Repeat, without any change, the entries presented below.

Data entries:
---

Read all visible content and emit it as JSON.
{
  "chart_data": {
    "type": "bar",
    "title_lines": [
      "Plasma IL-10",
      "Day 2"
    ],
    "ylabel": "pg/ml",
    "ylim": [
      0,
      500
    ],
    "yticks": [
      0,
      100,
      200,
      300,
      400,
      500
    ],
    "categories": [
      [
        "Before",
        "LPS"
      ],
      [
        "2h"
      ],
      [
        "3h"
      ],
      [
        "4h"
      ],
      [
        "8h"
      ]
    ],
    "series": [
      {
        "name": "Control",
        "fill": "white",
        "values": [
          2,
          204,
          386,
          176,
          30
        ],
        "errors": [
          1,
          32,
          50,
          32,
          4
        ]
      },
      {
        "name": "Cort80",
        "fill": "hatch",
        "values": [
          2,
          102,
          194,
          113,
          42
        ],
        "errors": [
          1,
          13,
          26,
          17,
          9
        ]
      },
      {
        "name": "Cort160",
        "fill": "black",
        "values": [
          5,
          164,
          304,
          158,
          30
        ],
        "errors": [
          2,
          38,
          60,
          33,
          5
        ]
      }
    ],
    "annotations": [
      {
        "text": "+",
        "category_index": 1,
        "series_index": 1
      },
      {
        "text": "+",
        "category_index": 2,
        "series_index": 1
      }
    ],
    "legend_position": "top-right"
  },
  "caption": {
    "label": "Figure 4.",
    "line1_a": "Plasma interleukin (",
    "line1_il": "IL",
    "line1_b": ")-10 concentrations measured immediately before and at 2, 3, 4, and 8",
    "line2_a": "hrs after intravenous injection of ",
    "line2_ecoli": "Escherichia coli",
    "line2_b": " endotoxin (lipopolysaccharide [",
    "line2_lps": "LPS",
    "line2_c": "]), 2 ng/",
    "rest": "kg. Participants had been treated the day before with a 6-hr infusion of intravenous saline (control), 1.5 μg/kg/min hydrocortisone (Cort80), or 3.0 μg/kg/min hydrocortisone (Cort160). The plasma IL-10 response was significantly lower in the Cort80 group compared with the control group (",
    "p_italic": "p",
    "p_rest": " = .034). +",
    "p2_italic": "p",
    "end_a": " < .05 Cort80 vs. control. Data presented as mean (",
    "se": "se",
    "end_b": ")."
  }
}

---

• Final answer:
Read all visible content and emit it as JSON.
{
  "chart_data": {
    "type": "bar",
    "title_lines": [
      "Plasma IL-10",
      "Day 2"
    ],
    "ylabel": "pg/ml",
    "ylim": [
      0,
      500
    ],
    "yticks": [
      0,
      100,
      200,
      300,
      400,
      500
    ],
    "categories": [
      [
        "Before",
        "LPS"
      ],
      [
        "2h"
      ],
      [
        "3h"
      ],
      [
        "4h"
      ],
      [
        "8h"
      ]
    ],
    "series": [
      {
        "name": "Control",
        "fill": "white",
        "values": [
          2,
          204,
          386,
          176,
          30
        ],
        "errors": [
          1,
          32,
          50,
          32,
          4
        ]
      },
      {
        "name": "Cort80",
        "fill": "hatch",
        "values": [
          2,
          102,
          194,
          113,
          42
        ],
        "errors": [
          1,
          13,
          26,
          17,
          9
        ]
      },
      {
        "name": "Cort160",
        "fill": "black",
        "values": [
          5,
          164,
          304,
          158,
          30
        ],
        "errors": [
          2,
          38,
          60,
          33,
          5
        ]
      }
    ],
    "annotations": [
      {
        "text": "+",
        "category_index": 1,
        "series_index": 1
      },
      {
        "text": "+",
        "category_index": 2,
        "series_index": 1
      }
    ],
    "legend_position": "top-right"
  },
  "caption": {
    "label": "Figure 4.",
    "line1_a": "Plasma interleukin (",
    "line1_il": "IL",
    "line1_b": ")-10 concentrations measured immediately before and at 2, 3, 4, and 8",
    "line2_a": "hrs after intravenous injection of ",
    "line2_ecoli": "Escherichia coli",
    "line2_b": " endotoxin (lipopolysaccharide [",
    "line2_lps": "LPS",
    "line2_c": "]), 2 ng/",
    "rest": "kg. Participants had been treated the day before with a 6-hr infusion of intravenous saline (control), 1.5 μg/kg/min hydrocortisone (Cort80), or 3.0 μg/kg/min hydrocortisone (Cort160). The plasma IL-10 response was significantly lower in the Cort80 group compared with the control group (",
    "p_italic": "p",
    "p_rest": " = .034). +",
    "p2_italic": "p",
    "end_a": " < .05 Cort80 vs. control. Data presented as mean (",
    "se": "se",
    "end_b": ")."
  }
}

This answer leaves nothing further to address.